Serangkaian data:
========================================
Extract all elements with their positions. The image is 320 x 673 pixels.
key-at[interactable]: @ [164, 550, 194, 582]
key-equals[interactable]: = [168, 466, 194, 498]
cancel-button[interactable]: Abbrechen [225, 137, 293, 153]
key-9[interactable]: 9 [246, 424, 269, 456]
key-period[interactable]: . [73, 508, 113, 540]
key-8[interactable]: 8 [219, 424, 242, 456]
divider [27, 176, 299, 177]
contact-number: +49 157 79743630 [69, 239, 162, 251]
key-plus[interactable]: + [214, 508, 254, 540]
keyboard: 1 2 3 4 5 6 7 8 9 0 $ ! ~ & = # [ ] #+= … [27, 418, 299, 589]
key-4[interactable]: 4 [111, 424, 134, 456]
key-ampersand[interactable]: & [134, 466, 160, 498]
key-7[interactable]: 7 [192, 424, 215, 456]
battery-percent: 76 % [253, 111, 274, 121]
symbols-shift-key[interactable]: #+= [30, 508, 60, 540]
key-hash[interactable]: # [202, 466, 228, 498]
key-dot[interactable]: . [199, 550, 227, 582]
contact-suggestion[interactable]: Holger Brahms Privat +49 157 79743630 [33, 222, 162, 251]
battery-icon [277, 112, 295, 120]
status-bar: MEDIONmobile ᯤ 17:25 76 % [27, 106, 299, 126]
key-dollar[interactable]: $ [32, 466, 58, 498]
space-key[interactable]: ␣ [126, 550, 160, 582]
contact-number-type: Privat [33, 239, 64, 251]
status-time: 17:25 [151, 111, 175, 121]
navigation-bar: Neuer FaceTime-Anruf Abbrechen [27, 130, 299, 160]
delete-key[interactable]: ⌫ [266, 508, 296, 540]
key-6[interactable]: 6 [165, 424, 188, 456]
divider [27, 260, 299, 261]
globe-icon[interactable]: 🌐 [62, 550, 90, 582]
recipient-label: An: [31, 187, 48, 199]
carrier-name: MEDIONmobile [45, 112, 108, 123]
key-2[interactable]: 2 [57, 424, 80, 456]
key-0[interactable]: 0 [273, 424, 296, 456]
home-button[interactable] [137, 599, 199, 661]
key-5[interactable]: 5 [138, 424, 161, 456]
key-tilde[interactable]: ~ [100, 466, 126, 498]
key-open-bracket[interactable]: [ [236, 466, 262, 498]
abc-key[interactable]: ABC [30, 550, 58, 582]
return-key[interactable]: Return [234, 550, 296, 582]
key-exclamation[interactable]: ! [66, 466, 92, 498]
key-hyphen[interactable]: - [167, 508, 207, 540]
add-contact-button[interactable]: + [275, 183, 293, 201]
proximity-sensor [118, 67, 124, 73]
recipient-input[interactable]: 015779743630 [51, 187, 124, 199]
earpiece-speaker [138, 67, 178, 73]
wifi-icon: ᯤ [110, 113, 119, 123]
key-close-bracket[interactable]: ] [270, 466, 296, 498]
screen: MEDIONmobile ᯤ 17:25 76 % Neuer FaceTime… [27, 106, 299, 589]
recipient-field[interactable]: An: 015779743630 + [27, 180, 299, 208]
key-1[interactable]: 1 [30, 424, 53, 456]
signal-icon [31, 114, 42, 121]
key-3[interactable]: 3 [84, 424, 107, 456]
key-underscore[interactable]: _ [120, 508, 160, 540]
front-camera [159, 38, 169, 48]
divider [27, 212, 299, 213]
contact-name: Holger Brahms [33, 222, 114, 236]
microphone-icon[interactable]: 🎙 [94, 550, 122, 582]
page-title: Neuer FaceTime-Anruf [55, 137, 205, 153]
========================================
**KETENTUAN TUGAS:**
Ekstrak setiap baris dari seluruh data di atas, lalu tuliskan kembali tanpa mengubah apa pun.

**HASIL YANG BENAR:**
Extract all elements with their positions. The image is 320 x 673 pixels.
key-at[interactable]: @ [164, 550, 194, 582]
key-equals[interactable]: = [168, 466, 194, 498]
cancel-button[interactable]: Abbrechen [225, 137, 293, 153]
key-9[interactable]: 9 [246, 424, 269, 456]
key-period[interactable]: . [73, 508, 113, 540]
key-8[interactable]: 8 [219, 424, 242, 456]
divider [27, 176, 299, 177]
contact-number: +49 157 79743630 [69, 239, 162, 251]
key-plus[interactable]: + [214, 508, 254, 540]
keyboard: 1 2 3 4 5 6 7 8 9 0 $ ! ~ & = # [ ] #+= … [27, 418, 299, 589]
key-4[interactable]: 4 [111, 424, 134, 456]
key-ampersand[interactable]: & [134, 466, 160, 498]
key-7[interactable]: 7 [192, 424, 215, 456]
battery-percent: 76 % [253, 111, 274, 121]
symbols-shift-key[interactable]: #+= [30, 508, 60, 540]
key-hash[interactable]: # [202, 466, 228, 498]
key-dot[interactable]: . [199, 550, 227, 582]
contact-suggestion[interactable]: Holger Brahms Privat +49 157 79743630 [33, 222, 162, 251]
battery-icon [277, 112, 295, 120]
status-bar: MEDIONmobile ᯤ 17:25 76 % [27, 106, 299, 126]
key-dollar[interactable]: $ [32, 466, 58, 498]
space-key[interactable]: ␣ [126, 550, 160, 582]
contact-number-type: Privat [33, 239, 64, 251]
status-time: 17:25 [151, 111, 175, 121]
navigation-bar: Neuer FaceTime-Anruf Abbrechen [27, 130, 299, 160]
delete-key[interactable]: ⌫ [266, 508, 296, 540]
key-6[interactable]: 6 [165, 424, 188, 456]
divider [27, 260, 299, 261]
globe-icon[interactable]: 🌐 [62, 550, 90, 582]
recipient-label: An: [31, 187, 48, 199]
carrier-name: MEDIONmobile [45, 112, 108, 123]
key-2[interactable]: 2 [57, 424, 80, 456]
key-0[interactable]: 0 [273, 424, 296, 456]
home-button[interactable] [137, 599, 199, 661]
key-5[interactable]: 5 [138, 424, 161, 456]
key-tilde[interactable]: ~ [100, 466, 126, 498]
key-open-bracket[interactable]: [ [236, 466, 262, 498]
abc-key[interactable]: ABC [30, 550, 58, 582]
return-key[interactable]: Return [234, 550, 296, 582]
key-exclamation[interactable]: ! [66, 466, 92, 498]
key-hyphen[interactable]: - [167, 508, 207, 540]
add-contact-button[interactable]: + [275, 183, 293, 201]
proximity-sensor [118, 67, 124, 73]
recipient-input[interactable]: 015779743630 [51, 187, 124, 199]
earpiece-speaker [138, 67, 178, 73]
wifi-icon: ᯤ [110, 113, 119, 123]
key-close-bracket[interactable]: ] [270, 466, 296, 498]
screen: MEDIONmobile ᯤ 17:25 76 % Neuer FaceTime… [27, 106, 299, 589]
recipient-field[interactable]: An: 015779743630 + [27, 180, 299, 208]
key-1[interactable]: 1 [30, 424, 53, 456]
signal-icon [31, 114, 42, 121]
key-3[interactable]: 3 [84, 424, 107, 456]
key-underscore[interactable]: _ [120, 508, 160, 540]
front-camera [159, 38, 169, 48]
divider [27, 212, 299, 213]
contact-name: Holger Brahms [33, 222, 114, 236]
microphone-icon[interactable]: 🎙 [94, 550, 122, 582]
page-title: Neuer FaceTime-Anruf [55, 137, 205, 153]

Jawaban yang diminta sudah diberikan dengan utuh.